Work required
Find and copy each line of the data that includes "bedeutet".

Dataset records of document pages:

########################################

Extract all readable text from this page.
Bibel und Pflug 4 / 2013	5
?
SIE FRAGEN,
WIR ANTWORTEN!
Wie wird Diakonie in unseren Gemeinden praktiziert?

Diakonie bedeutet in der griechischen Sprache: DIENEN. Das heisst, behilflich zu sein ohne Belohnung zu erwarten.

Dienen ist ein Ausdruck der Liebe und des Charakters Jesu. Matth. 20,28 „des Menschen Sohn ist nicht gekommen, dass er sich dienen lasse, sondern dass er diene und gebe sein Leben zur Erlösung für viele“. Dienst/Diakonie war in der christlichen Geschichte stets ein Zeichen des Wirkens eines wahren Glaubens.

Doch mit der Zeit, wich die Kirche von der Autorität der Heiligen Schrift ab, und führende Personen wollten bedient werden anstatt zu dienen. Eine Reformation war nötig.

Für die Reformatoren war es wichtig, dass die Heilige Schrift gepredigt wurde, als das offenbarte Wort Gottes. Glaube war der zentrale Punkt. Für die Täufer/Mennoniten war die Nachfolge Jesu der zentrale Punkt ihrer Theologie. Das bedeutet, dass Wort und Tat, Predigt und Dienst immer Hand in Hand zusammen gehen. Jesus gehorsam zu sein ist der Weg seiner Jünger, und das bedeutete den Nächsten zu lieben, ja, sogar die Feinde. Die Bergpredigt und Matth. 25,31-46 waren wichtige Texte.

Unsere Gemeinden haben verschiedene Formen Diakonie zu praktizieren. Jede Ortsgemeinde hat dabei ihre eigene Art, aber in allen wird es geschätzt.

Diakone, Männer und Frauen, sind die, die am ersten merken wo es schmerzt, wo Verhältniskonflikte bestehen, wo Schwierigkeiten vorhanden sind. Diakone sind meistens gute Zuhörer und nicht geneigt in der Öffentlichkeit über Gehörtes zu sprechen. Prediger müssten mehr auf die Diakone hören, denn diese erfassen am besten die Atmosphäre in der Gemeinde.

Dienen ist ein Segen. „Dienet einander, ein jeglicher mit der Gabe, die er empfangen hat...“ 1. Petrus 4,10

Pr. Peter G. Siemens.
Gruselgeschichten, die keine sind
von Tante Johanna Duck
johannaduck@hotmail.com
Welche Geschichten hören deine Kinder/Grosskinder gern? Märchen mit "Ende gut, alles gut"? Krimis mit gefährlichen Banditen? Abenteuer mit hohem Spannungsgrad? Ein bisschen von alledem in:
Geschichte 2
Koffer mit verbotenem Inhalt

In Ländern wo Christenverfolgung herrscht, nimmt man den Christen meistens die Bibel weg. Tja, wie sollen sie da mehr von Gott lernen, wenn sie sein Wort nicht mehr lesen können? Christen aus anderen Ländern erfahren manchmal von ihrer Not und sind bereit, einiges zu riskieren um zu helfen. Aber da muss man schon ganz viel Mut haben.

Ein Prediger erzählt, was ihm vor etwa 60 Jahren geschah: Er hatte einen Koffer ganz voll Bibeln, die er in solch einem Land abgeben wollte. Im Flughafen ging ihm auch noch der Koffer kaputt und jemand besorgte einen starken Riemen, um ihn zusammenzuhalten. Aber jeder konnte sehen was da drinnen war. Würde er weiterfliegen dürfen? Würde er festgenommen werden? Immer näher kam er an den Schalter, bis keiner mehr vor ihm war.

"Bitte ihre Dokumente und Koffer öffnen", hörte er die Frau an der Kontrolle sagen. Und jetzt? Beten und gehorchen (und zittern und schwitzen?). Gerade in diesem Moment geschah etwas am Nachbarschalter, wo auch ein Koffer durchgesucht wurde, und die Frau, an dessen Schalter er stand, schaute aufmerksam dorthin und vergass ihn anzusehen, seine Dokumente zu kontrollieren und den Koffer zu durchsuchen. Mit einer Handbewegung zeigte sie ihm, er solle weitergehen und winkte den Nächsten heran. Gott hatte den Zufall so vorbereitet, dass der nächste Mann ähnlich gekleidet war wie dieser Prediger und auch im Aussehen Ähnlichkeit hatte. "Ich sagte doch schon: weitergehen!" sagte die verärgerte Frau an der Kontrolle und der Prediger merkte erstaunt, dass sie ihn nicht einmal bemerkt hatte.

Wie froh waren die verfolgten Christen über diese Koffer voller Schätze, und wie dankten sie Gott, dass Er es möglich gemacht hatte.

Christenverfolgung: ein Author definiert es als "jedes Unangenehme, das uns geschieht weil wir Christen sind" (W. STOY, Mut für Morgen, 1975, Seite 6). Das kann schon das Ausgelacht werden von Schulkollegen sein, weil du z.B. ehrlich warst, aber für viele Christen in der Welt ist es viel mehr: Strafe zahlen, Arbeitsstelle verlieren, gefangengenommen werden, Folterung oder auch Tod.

########################################

Exercise solution
Diakonie bedeutet in der griechischen Sprache: DIENEN. Das heisst, behilflich zu sein ohne Belohnung zu erwarten.
Für die Reformatoren war es wichtig, dass die Heilige Schrift gepredigt wurde, als das offenbarte Wort Gottes. Glaube war der zentrale Punkt. Für die Täufer/Mennoniten war die Nachfolge Jesu der zentrale Punkt ihrer Theologie. Das bedeutet, dass Wort und Tat, Predigt und Dienst immer Hand in Hand zusammen gehen. Jesus gehorsam zu sein ist der Weg seiner Jünger, und das bedeutete den Nächsten zu lieben, ja, sogar die Feinde. Die Bergpredigt und Matth. 25,31-46 waren wichtige Texte.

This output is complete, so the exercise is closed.